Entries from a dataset
----------------
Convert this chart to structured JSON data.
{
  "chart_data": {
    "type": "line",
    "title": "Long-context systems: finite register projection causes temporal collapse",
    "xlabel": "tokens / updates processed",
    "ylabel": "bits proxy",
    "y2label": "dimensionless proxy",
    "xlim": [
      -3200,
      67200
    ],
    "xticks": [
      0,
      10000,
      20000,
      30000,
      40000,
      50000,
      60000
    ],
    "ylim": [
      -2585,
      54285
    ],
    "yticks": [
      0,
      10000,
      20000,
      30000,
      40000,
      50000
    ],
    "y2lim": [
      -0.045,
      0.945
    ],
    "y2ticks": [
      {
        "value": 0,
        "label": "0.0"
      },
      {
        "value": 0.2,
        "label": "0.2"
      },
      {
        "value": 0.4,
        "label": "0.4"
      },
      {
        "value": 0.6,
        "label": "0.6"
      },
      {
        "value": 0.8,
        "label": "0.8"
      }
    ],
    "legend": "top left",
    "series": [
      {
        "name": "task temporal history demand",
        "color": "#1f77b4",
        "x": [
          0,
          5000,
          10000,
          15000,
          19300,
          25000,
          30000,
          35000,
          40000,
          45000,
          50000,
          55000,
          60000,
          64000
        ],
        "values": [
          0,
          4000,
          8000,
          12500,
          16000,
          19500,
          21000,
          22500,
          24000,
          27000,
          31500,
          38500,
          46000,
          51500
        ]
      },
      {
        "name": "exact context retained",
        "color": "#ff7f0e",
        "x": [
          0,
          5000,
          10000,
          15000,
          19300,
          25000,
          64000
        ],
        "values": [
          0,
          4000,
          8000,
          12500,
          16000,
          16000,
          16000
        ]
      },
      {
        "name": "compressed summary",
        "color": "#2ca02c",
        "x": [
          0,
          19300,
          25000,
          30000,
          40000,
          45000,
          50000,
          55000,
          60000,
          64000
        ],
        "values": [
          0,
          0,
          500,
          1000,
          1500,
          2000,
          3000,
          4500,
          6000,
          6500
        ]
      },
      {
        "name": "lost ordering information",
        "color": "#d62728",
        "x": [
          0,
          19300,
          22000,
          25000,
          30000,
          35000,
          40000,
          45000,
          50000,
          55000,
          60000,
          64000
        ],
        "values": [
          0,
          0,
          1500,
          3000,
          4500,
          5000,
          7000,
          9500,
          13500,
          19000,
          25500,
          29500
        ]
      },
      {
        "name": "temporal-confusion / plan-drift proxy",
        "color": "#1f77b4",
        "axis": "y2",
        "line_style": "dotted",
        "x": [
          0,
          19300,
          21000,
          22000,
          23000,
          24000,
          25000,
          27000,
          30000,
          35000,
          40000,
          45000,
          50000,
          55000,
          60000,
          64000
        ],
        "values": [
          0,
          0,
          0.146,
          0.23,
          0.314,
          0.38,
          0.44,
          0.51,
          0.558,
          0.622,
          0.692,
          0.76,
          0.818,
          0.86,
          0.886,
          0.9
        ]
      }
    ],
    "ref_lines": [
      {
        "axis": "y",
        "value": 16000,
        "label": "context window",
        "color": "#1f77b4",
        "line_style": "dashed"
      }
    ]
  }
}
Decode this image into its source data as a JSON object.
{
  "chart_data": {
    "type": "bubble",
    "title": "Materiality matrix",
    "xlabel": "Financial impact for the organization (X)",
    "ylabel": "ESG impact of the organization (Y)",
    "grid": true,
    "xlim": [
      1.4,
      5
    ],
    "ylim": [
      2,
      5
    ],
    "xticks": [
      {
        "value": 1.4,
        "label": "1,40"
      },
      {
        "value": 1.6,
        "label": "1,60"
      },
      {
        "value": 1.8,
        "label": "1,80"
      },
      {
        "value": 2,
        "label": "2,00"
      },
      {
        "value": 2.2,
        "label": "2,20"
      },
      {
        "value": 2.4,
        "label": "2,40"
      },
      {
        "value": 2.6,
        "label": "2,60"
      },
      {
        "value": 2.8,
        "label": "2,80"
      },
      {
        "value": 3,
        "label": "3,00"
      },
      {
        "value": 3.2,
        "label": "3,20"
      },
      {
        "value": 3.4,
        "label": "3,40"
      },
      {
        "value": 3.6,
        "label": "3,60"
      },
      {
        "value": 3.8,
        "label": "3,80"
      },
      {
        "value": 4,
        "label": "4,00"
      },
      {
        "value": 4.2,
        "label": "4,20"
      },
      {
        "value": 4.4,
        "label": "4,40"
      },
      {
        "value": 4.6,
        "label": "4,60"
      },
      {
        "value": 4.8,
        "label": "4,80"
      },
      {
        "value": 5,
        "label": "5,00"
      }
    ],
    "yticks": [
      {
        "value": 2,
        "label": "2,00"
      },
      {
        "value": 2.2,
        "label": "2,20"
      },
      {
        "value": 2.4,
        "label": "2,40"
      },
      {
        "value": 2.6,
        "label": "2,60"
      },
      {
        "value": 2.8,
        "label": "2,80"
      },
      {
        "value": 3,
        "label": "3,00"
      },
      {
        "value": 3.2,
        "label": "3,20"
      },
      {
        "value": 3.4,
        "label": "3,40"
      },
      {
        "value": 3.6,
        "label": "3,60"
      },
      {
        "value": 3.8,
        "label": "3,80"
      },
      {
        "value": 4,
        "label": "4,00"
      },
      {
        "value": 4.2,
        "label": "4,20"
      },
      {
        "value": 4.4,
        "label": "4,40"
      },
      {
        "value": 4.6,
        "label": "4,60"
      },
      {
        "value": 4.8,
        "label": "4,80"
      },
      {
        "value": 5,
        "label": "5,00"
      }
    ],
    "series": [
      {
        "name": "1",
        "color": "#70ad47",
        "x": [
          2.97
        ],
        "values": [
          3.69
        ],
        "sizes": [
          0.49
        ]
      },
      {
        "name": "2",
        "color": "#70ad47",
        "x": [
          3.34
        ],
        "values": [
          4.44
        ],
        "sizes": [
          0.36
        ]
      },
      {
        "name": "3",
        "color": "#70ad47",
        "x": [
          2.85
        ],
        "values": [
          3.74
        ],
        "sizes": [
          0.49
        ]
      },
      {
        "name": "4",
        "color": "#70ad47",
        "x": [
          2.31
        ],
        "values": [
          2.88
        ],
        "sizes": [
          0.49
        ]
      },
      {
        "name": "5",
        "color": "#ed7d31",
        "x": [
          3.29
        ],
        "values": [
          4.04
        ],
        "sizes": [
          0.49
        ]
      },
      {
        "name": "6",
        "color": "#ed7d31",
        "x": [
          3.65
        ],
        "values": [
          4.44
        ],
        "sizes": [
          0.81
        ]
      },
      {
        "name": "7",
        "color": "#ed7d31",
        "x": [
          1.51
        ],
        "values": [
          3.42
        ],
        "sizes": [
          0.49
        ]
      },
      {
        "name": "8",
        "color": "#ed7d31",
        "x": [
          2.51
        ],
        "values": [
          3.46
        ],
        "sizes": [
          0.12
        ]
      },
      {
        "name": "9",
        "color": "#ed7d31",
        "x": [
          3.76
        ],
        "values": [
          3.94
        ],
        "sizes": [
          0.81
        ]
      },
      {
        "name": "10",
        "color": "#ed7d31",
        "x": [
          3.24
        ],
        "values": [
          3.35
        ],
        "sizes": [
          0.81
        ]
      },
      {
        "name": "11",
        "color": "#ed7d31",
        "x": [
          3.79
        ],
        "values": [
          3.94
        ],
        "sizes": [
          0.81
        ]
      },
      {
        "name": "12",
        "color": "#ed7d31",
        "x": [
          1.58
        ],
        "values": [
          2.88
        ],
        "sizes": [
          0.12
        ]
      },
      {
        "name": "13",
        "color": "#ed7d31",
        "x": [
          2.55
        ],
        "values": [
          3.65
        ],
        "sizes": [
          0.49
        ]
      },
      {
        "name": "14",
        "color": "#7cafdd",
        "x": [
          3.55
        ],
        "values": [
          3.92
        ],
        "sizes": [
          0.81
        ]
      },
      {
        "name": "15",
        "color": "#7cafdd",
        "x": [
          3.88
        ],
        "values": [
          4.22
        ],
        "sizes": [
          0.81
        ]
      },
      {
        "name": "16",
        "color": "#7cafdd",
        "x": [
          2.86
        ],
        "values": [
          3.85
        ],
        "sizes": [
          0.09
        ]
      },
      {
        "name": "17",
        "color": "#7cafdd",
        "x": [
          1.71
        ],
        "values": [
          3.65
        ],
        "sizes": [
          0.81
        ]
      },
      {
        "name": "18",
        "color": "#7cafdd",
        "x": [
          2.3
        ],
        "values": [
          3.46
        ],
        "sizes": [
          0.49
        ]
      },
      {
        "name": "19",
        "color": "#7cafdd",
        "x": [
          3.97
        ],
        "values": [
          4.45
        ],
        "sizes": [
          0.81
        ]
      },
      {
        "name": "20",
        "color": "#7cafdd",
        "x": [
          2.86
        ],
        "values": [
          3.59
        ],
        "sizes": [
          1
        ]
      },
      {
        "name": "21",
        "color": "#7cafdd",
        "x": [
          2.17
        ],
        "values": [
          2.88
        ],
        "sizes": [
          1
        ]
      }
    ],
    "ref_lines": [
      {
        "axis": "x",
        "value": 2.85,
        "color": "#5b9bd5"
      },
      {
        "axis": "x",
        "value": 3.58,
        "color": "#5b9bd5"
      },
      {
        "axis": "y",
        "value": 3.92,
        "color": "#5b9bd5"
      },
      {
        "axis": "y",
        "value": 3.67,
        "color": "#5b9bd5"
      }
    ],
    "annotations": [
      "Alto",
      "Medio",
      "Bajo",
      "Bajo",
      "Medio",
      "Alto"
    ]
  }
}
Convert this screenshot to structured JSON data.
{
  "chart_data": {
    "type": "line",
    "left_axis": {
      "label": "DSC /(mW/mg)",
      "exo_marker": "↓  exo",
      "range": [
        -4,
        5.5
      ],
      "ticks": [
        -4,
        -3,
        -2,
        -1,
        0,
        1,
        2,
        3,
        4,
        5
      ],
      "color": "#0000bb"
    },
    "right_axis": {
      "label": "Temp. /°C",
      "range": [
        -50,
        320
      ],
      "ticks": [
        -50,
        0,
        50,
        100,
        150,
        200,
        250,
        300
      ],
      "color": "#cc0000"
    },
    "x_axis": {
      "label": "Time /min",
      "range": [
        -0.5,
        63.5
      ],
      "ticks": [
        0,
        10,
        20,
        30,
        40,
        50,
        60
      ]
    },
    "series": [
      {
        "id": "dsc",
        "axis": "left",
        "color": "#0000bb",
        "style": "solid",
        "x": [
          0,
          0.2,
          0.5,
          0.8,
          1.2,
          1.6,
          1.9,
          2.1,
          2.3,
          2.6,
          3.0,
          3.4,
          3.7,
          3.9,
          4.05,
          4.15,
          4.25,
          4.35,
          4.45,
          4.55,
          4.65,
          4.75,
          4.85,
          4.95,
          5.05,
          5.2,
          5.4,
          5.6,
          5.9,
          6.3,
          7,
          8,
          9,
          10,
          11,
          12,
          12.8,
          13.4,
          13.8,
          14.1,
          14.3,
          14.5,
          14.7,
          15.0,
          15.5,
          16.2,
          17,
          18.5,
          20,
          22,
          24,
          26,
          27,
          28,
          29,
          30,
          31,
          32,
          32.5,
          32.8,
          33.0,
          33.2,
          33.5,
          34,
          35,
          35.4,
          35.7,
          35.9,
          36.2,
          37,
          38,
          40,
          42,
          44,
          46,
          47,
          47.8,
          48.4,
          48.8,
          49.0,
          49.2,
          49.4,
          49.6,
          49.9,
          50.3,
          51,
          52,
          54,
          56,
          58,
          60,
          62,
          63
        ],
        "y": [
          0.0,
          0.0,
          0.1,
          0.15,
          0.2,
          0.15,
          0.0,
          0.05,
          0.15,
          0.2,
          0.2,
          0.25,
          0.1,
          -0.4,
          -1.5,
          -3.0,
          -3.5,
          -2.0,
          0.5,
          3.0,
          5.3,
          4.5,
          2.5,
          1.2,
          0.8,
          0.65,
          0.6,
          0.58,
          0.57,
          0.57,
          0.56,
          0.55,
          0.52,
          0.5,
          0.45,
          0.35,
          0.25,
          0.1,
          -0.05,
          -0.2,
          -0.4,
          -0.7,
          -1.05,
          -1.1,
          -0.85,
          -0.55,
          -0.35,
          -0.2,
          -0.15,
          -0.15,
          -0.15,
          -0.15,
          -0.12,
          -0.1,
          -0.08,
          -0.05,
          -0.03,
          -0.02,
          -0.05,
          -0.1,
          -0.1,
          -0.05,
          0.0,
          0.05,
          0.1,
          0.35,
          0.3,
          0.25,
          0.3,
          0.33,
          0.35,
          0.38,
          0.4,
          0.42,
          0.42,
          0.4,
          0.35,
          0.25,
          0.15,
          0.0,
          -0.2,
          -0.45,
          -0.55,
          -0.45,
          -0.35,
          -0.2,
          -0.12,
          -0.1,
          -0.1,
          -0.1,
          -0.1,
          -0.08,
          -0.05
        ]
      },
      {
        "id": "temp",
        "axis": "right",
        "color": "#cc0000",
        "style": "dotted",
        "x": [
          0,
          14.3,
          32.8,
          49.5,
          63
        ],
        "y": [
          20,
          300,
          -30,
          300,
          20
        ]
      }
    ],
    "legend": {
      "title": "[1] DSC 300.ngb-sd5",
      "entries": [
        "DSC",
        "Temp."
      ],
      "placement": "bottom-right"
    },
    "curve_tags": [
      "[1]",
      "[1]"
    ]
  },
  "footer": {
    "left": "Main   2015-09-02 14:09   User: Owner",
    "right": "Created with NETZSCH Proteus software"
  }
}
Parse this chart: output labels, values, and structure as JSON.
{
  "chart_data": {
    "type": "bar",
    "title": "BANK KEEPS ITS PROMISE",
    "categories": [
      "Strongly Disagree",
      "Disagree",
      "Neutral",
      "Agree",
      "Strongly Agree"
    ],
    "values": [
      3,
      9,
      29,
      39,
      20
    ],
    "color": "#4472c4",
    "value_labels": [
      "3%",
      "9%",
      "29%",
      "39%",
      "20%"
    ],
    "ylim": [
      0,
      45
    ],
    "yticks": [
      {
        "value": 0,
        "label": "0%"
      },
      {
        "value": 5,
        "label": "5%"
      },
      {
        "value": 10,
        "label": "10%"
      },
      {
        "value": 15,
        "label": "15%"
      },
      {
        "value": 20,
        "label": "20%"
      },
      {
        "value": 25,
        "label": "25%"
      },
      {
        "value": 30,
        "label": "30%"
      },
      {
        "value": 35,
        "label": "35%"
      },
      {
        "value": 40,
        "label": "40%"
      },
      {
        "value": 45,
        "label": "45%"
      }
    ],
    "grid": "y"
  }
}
----------------
PROMPT.
Using the material above, report each line where "Convert" occurs.

ANSWER TO THE EXERCISE.
Convert this chart to structured JSON data.
Convert this screenshot to structured JSON data.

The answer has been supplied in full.